What to do => Reproduce the data from the line with "event1-session-row: 場次一 10:00–12:00" to the line with "date-highlight-blob: [697, 206, 965, 275]", keeping every character unchanged.
begin
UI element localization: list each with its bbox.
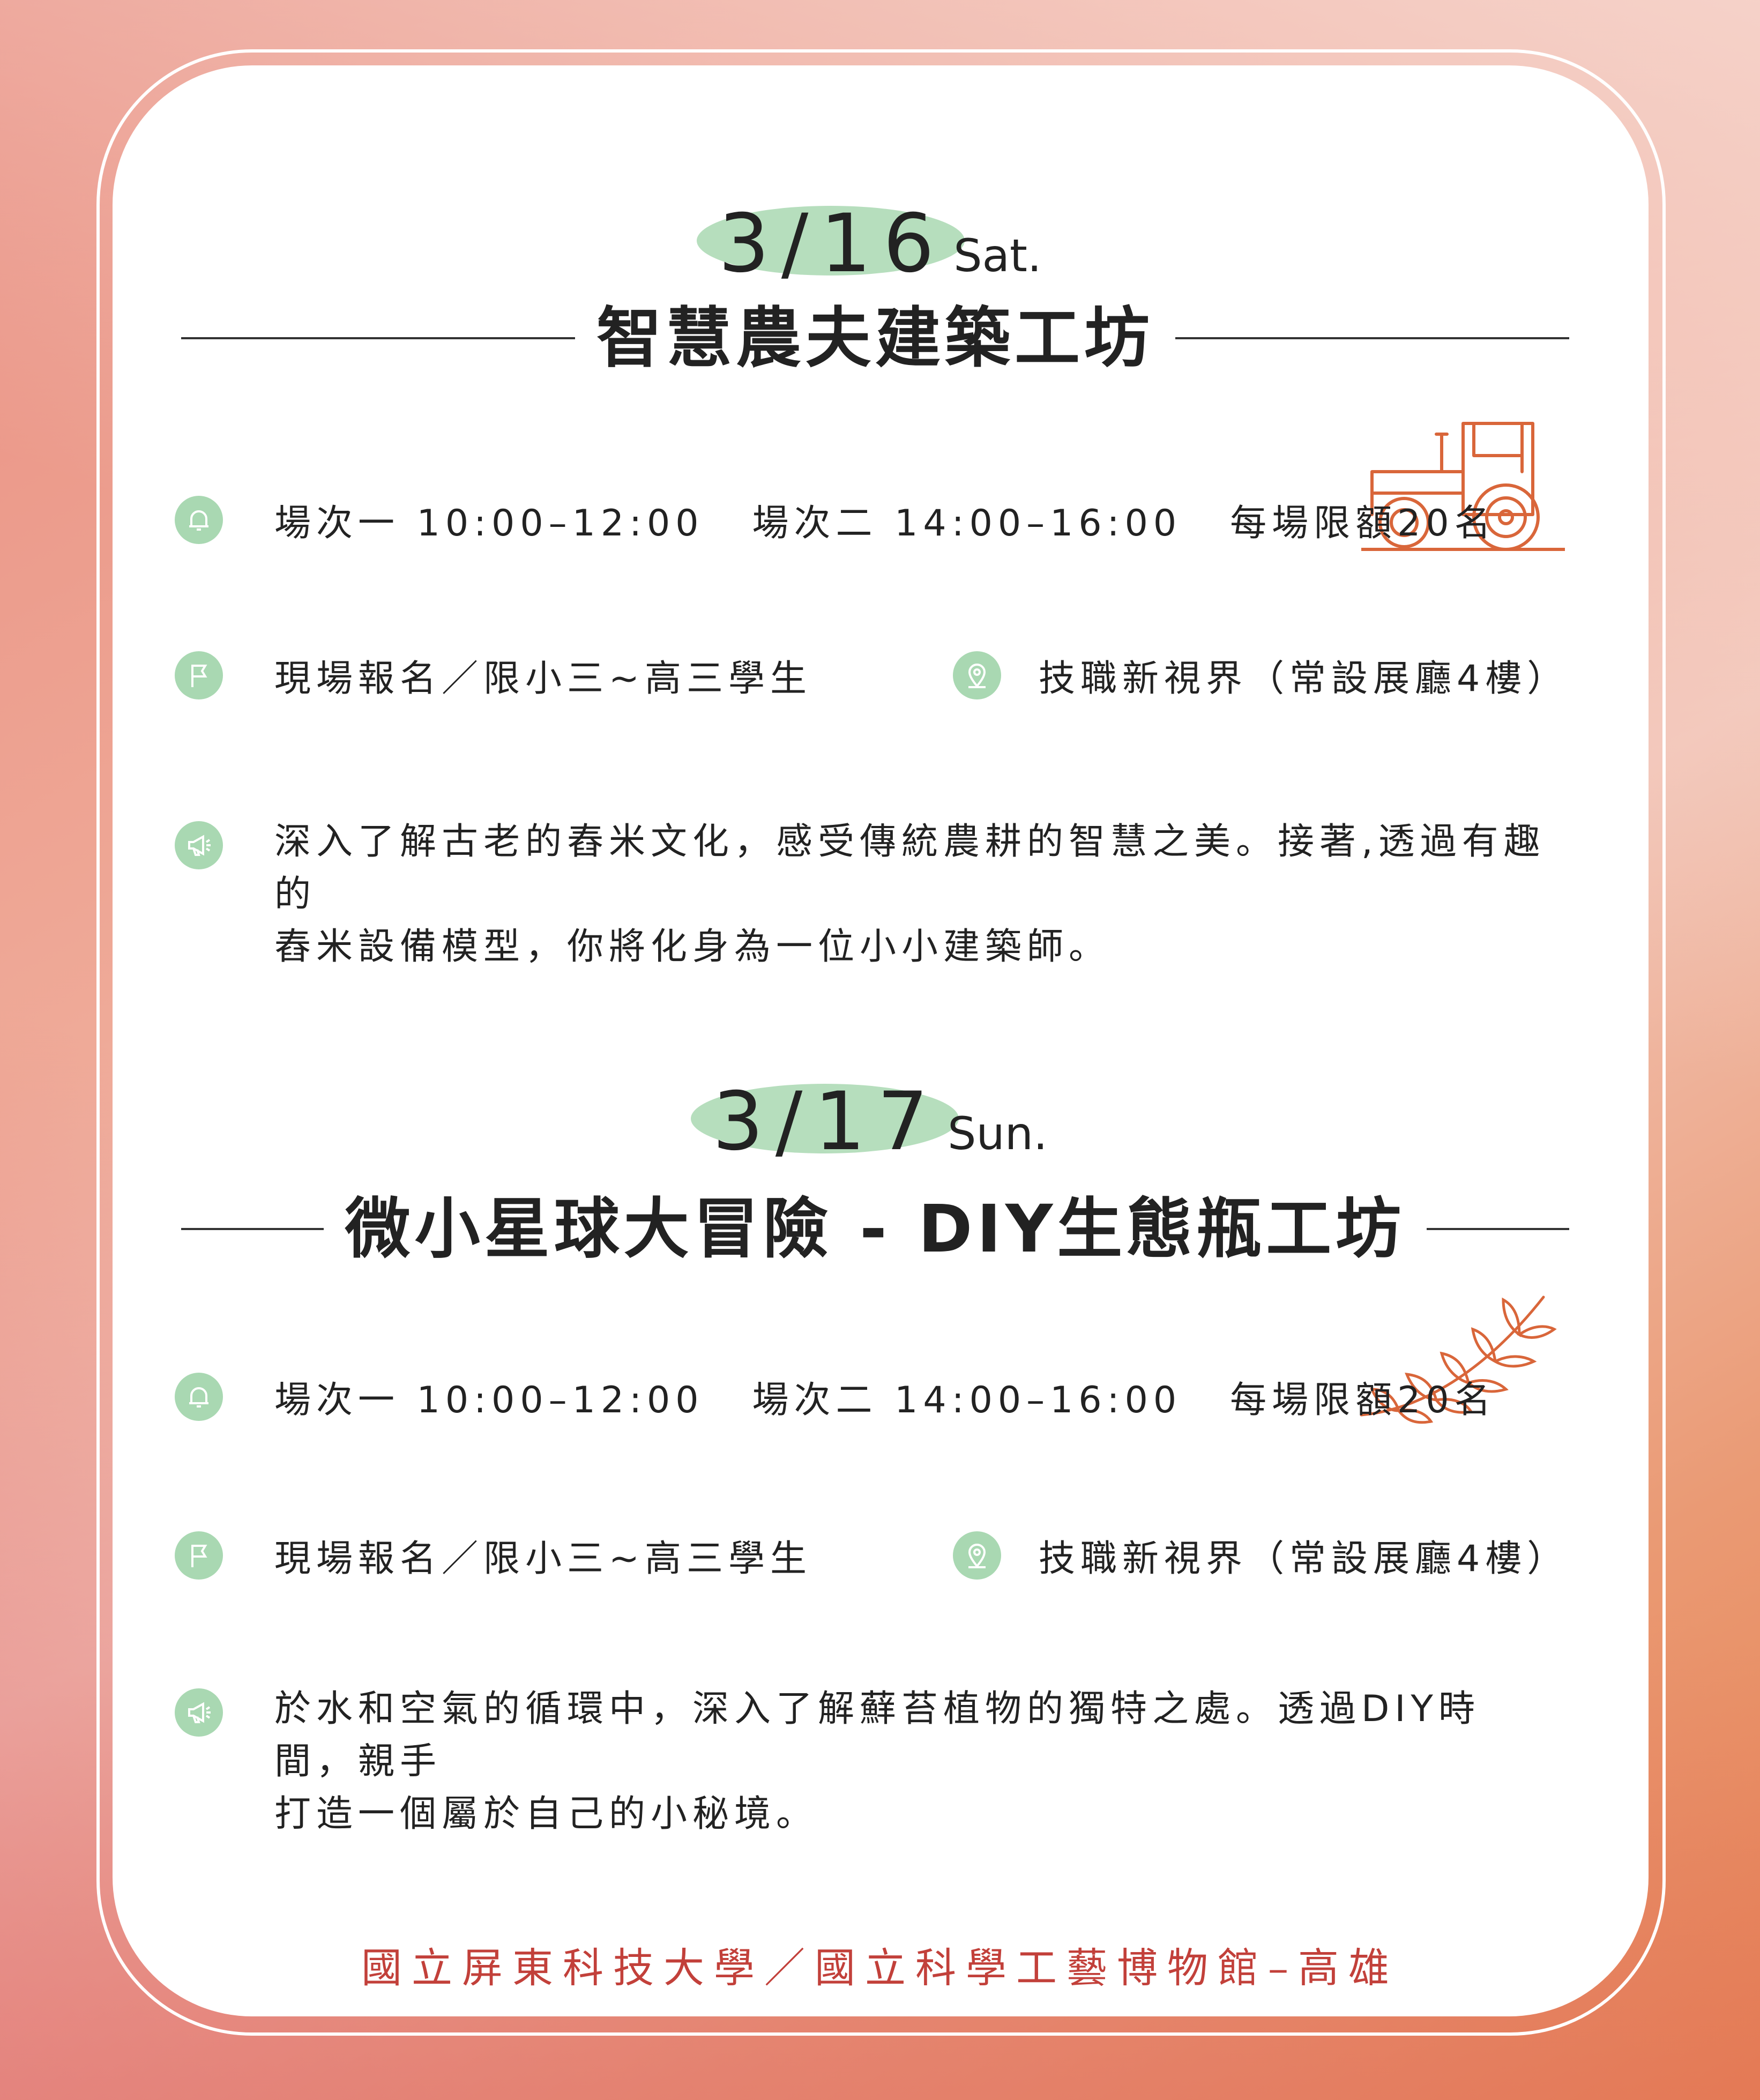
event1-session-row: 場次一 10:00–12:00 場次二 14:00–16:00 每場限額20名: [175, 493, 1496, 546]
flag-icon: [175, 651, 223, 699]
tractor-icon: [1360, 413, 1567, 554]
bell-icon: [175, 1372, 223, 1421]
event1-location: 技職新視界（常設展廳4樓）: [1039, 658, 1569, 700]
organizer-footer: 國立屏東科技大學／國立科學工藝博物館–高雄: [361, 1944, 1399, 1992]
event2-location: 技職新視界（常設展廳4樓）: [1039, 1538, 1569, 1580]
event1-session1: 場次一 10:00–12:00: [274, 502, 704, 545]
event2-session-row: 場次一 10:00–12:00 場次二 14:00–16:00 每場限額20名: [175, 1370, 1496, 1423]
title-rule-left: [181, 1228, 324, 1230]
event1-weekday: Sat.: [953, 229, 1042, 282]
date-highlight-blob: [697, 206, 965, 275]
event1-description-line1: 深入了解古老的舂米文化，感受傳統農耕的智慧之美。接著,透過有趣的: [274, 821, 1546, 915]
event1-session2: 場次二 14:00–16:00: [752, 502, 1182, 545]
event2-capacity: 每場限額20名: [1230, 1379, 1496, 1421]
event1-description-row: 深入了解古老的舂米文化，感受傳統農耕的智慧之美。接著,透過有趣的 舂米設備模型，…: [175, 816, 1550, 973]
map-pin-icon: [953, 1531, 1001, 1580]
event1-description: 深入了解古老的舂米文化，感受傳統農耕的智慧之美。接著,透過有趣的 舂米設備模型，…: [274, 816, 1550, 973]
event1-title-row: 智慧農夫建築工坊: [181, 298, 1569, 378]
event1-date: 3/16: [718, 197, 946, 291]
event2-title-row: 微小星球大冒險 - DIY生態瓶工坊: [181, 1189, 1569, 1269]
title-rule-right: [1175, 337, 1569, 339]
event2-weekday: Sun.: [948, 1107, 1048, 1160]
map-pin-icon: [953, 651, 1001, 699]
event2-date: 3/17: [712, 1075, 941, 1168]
end
Output for this exercise =>
event1-session-row: 場次一 10:00–12:00 場次二 14:00–16:00 每場限額20名: [175, 493, 1496, 546]
flag-icon: [175, 651, 223, 699]
tractor-icon: [1360, 413, 1567, 554]
bell-icon: [175, 1372, 223, 1421]
event1-location: 技職新視界（常設展廳4樓）: [1039, 658, 1569, 700]
organizer-footer: 國立屏東科技大學／國立科學工藝博物館–高雄: [361, 1944, 1399, 1992]
event2-location: 技職新視界（常設展廳4樓）: [1039, 1538, 1569, 1580]
event1-session1: 場次一 10:00–12:00: [274, 502, 704, 545]
event2-session-row: 場次一 10:00–12:00 場次二 14:00–16:00 每場限額20名: [175, 1370, 1496, 1423]
title-rule-left: [181, 1228, 324, 1230]
event1-weekday: Sat.: [953, 229, 1042, 282]
date-highlight-blob: [697, 206, 965, 275]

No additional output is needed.